=== EXTRACTED RECORDS ===
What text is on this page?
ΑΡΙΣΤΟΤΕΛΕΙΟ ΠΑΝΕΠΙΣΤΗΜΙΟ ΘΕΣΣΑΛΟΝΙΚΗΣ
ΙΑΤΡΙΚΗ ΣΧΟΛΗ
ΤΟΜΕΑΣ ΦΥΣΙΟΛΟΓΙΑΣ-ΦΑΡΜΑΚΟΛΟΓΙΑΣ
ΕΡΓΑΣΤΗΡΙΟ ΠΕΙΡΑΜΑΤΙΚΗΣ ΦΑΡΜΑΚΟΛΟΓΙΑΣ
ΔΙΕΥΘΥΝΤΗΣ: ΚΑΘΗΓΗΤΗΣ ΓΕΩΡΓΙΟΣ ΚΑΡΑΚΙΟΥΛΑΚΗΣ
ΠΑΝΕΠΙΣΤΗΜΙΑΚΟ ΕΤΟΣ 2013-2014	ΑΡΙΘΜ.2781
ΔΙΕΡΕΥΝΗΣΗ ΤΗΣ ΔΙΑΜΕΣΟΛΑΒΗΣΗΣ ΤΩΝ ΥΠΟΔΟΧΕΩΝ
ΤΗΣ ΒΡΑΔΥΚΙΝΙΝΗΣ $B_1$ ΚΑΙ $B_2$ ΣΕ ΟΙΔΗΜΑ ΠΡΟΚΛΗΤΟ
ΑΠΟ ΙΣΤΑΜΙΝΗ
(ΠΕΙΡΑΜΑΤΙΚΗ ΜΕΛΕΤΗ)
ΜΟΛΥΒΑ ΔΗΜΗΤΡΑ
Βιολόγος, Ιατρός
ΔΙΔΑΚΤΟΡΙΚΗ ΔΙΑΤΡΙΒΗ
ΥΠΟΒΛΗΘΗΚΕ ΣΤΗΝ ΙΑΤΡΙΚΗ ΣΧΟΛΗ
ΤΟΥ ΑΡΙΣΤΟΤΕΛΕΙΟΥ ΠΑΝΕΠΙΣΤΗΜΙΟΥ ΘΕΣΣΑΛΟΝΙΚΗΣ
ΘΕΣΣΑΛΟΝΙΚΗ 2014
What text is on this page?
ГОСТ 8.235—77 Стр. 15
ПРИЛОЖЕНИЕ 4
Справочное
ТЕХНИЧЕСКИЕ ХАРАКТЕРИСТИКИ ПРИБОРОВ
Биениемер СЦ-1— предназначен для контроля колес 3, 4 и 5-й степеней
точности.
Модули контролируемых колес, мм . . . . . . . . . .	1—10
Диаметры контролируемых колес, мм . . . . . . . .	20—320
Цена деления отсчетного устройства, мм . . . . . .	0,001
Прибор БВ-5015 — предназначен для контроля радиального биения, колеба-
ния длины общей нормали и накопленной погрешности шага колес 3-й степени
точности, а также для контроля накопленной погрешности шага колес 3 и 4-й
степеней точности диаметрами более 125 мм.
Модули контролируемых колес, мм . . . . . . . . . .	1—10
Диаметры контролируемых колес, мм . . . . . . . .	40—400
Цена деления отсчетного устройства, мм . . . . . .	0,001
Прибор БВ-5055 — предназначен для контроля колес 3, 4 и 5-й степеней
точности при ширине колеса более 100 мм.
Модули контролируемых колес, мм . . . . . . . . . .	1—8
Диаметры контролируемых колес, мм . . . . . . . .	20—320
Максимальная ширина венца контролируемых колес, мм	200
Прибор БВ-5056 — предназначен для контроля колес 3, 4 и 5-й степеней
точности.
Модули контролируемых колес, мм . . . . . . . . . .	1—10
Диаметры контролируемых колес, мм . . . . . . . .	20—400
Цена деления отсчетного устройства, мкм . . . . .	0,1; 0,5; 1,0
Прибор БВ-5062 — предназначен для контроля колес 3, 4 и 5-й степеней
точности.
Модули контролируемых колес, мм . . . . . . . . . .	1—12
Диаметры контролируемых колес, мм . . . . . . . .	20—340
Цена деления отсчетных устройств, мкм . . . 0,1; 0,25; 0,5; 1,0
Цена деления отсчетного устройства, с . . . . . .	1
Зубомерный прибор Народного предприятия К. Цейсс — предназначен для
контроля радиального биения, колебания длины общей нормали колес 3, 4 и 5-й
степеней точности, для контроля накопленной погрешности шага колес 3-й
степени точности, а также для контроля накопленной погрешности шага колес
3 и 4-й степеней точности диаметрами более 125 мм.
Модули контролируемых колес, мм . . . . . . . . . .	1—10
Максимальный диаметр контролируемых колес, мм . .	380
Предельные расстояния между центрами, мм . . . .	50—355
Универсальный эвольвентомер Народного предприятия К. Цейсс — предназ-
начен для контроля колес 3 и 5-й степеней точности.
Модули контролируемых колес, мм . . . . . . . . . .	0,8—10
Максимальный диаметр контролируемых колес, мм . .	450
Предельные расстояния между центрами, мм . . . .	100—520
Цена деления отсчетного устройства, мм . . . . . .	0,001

=== WHAT THIS TASK INVOLVES ===
Each line of the material should be echoed exactly.

=== WORKED SOLUTION ===
What text is on this page?
ΑΡΙΣΤΟΤΕΛΕΙΟ ΠΑΝΕΠΙΣΤΗΜΙΟ ΘΕΣΣΑΛΟΝΙΚΗΣ
ΙΑΤΡΙΚΗ ΣΧΟΛΗ
ΤΟΜΕΑΣ ΦΥΣΙΟΛΟΓΙΑΣ-ΦΑΡΜΑΚΟΛΟΓΙΑΣ
ΕΡΓΑΣΤΗΡΙΟ ΠΕΙΡΑΜΑΤΙΚΗΣ ΦΑΡΜΑΚΟΛΟΓΙΑΣ
ΔΙΕΥΘΥΝΤΗΣ: ΚΑΘΗΓΗΤΗΣ ΓΕΩΡΓΙΟΣ ΚΑΡΑΚΙΟΥΛΑΚΗΣ
ΠΑΝΕΠΙΣΤΗΜΙΑΚΟ ΕΤΟΣ 2013-2014	ΑΡΙΘΜ.2781
ΔΙΕΡΕΥΝΗΣΗ ΤΗΣ ΔΙΑΜΕΣΟΛΑΒΗΣΗΣ ΤΩΝ ΥΠΟΔΟΧΕΩΝ
ΤΗΣ ΒΡΑΔΥΚΙΝΙΝΗΣ $B_1$ ΚΑΙ $B_2$ ΣΕ ΟΙΔΗΜΑ ΠΡΟΚΛΗΤΟ
ΑΠΟ ΙΣΤΑΜΙΝΗ
(ΠΕΙΡΑΜΑΤΙΚΗ ΜΕΛΕΤΗ)
ΜΟΛΥΒΑ ΔΗΜΗΤΡΑ
Βιολόγος, Ιατρός
ΔΙΔΑΚΤΟΡΙΚΗ ΔΙΑΤΡΙΒΗ
ΥΠΟΒΛΗΘΗΚΕ ΣΤΗΝ ΙΑΤΡΙΚΗ ΣΧΟΛΗ
ΤΟΥ ΑΡΙΣΤΟΤΕΛΕΙΟΥ ΠΑΝΕΠΙΣΤΗΜΙΟΥ ΘΕΣΣΑΛΟΝΙΚΗΣ
ΘΕΣΣΑΛΟΝΙΚΗ 2014
What text is on this page?
ГОСТ 8.235—77 Стр. 15
ПРИЛОЖЕНИЕ 4
Справочное
ТЕХНИЧЕСКИЕ ХАРАКТЕРИСТИКИ ПРИБОРОВ
Биениемер СЦ-1— предназначен для контроля колес 3, 4 и 5-й степеней
точности.
Модули контролируемых колес, мм . . . . . . . . . .	1—10
Диаметры контролируемых колес, мм . . . . . . . .	20—320
Цена деления отсчетного устройства, мм . . . . . .	0,001
Прибор БВ-5015 — предназначен для контроля радиального биения, колеба-
ния длины общей нормали и накопленной погрешности шага колес 3-й степени
точности, а также для контроля накопленной погрешности шага колес 3 и 4-й
степеней точности диаметрами более 125 мм.
Модули контролируемых колес, мм . . . . . . . . . .	1—10
Диаметры контролируемых колес, мм . . . . . . . .	40—400
Цена деления отсчетного устройства, мм . . . . . .	0,001
Прибор БВ-5055 — предназначен для контроля колес 3, 4 и 5-й степеней
точности при ширине колеса более 100 мм.
Модули контролируемых колес, мм . . . . . . . . . .	1—8
Диаметры контролируемых колес, мм . . . . . . . .	20—320
Максимальная ширина венца контролируемых колес, мм	200
Прибор БВ-5056 — предназначен для контроля колес 3, 4 и 5-й степеней
точности.
Модули контролируемых колес, мм . . . . . . . . . .	1—10
Диаметры контролируемых колес, мм . . . . . . . .	20—400
Цена деления отсчетного устройства, мкм . . . . .	0,1; 0,5; 1,0
Прибор БВ-5062 — предназначен для контроля колес 3, 4 и 5-й степеней
точности.
Модули контролируемых колес, мм . . . . . . . . . .	1—12
Диаметры контролируемых колес, мм . . . . . . . .	20—340
Цена деления отсчетных устройств, мкм . . . 0,1; 0,25; 0,5; 1,0
Цена деления отсчетного устройства, с . . . . . .	1
Зубомерный прибор Народного предприятия К. Цейсс — предназначен для
контроля радиального биения, колебания длины общей нормали колес 3, 4 и 5-й
степеней точности, для контроля накопленной погрешности шага колес 3-й
степени точности, а также для контроля накопленной погрешности шага колес
3 и 4-й степеней точности диаметрами более 125 мм.
Модули контролируемых колес, мм . . . . . . . . . .	1—10
Максимальный диаметр контролируемых колес, мм . .	380
Предельные расстояния между центрами, мм . . . .	50—355
Универсальный эвольвентомер Народного предприятия К. Цейсс — предназ-
начен для контроля колес 3 и 5-й степеней точности.
Модули контролируемых колес, мм . . . . . . . . . .	0,8—10
Максимальный диаметр контролируемых колес, мм . .	450
Предельные расстояния между центрами, мм . . . .	100—520
Цена деления отсчетного устройства, мм . . . . . .	0,001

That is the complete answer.